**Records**
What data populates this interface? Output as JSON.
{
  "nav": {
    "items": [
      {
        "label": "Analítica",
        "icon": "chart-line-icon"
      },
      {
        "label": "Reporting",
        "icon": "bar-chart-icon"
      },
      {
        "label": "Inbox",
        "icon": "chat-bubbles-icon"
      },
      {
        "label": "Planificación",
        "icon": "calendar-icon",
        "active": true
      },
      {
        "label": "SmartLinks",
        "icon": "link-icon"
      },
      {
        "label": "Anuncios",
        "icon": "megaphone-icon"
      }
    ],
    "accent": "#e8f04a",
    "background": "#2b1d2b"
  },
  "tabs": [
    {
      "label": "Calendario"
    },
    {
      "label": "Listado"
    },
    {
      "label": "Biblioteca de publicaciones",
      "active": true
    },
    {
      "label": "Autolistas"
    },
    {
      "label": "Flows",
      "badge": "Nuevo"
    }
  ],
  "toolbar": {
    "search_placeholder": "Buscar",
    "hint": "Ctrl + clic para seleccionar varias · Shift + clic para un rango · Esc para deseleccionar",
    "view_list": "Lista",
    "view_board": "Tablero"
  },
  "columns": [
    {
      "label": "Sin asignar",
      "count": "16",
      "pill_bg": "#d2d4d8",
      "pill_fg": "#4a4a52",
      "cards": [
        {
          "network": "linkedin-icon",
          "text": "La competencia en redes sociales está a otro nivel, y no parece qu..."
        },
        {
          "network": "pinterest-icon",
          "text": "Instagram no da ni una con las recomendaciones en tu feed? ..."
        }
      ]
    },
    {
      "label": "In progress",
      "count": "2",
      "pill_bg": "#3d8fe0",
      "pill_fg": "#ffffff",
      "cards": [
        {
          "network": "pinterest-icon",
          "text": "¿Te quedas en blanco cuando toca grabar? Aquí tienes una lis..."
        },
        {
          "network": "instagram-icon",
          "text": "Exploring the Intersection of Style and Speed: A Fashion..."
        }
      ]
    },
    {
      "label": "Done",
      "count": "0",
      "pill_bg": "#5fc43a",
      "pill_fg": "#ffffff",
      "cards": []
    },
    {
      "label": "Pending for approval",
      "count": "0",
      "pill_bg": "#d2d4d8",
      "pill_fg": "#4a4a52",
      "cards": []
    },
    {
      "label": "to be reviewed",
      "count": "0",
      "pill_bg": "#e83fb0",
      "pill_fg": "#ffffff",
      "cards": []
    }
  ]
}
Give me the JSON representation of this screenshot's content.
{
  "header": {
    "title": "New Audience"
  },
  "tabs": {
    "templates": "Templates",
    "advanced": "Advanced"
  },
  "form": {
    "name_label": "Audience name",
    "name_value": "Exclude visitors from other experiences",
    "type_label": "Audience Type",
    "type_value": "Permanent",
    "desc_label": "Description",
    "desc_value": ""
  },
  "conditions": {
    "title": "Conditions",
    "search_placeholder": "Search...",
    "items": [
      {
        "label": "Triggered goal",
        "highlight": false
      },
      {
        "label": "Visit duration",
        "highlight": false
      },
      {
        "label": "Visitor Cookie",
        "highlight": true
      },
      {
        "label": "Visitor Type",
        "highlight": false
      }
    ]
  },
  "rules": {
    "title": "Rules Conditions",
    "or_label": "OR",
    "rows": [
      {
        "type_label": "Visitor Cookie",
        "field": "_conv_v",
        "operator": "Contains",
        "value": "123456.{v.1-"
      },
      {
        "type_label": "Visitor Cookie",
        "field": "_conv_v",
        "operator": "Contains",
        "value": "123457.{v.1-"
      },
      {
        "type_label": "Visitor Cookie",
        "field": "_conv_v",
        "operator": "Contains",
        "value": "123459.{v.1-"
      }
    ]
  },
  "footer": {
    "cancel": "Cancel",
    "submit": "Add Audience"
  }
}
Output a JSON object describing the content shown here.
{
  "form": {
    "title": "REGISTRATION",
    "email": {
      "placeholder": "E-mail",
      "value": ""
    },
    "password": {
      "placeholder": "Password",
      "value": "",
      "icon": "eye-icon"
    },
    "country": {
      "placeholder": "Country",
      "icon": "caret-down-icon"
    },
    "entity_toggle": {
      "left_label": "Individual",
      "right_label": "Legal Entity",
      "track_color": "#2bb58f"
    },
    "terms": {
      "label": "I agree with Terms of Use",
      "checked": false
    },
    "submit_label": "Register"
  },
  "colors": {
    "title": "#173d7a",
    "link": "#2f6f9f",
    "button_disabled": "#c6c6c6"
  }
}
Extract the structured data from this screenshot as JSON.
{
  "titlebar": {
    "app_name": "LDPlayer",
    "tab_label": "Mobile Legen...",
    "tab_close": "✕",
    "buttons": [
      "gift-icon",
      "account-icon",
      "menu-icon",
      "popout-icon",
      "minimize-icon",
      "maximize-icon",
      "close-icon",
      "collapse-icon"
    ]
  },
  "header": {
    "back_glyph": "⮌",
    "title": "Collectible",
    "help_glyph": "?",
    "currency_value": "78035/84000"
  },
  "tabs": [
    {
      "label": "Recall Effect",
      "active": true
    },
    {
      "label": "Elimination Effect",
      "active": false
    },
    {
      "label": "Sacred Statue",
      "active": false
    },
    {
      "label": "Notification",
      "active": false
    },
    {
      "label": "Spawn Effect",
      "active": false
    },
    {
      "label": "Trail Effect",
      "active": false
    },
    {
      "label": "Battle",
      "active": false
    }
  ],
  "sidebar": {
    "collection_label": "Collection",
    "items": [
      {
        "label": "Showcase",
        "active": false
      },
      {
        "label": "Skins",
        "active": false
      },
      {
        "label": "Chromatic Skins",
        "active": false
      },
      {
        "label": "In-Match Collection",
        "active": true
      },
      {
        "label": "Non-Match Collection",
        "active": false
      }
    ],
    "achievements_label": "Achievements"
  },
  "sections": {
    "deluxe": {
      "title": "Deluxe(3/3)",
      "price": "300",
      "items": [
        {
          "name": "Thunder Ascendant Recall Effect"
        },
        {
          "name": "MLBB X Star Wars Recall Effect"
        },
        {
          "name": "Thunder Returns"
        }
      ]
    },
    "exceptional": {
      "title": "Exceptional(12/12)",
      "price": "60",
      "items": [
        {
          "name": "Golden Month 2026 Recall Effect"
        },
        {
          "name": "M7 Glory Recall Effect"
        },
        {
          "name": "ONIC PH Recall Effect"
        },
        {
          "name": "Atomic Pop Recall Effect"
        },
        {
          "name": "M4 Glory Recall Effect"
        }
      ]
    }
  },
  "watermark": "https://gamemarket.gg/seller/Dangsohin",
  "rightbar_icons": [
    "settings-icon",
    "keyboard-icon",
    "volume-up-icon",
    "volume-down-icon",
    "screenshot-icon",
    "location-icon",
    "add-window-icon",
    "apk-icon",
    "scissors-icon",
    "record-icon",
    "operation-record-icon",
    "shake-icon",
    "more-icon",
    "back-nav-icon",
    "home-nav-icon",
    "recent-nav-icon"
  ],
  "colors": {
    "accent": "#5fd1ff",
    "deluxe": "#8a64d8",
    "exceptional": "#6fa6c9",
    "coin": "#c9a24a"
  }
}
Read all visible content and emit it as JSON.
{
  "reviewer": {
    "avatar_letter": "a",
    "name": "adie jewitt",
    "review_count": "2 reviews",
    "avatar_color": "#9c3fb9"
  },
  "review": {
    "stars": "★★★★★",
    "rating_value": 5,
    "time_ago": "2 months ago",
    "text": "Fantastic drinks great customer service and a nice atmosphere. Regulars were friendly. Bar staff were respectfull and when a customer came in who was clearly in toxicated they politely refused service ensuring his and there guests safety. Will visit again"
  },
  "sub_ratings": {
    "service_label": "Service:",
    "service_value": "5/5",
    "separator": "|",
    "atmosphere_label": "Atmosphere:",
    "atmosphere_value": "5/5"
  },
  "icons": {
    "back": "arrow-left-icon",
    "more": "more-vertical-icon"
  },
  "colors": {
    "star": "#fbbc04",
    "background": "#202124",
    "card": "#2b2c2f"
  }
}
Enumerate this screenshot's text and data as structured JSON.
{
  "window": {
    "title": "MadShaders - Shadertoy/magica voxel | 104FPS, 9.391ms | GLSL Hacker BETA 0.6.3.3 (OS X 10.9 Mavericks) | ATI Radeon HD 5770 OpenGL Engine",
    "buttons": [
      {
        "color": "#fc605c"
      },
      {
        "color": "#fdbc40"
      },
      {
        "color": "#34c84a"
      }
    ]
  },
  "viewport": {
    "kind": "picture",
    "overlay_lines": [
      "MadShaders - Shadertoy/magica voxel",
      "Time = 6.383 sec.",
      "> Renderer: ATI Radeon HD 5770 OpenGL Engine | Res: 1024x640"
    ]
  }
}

**Problem details**
What needs duplicating is the run of lines from the one containing "Enumerate this screenshot's" through the last line of the entries above, exact and complete.

**Result below**
Enumerate this screenshot's text and data as structured JSON.
{
  "window": {
    "title": "MadShaders - Shadertoy/magica voxel | 104FPS, 9.391ms | GLSL Hacker BETA 0.6.3.3 (OS X 10.9 Mavericks) | ATI Radeon HD 5770 OpenGL Engine",
    "buttons": [
      {
        "color": "#fc605c"
      },
      {
        "color": "#fdbc40"
      },
      {
        "color": "#34c84a"
      }
    ]
  },
  "viewport": {
    "kind": "picture",
    "overlay_lines": [
      "MadShaders - Shadertoy/magica voxel",
      "Time = 6.383 sec.",
      "> Renderer: ATI Radeon HD 5770 OpenGL Engine | Res: 1024x640"
    ]
  }
}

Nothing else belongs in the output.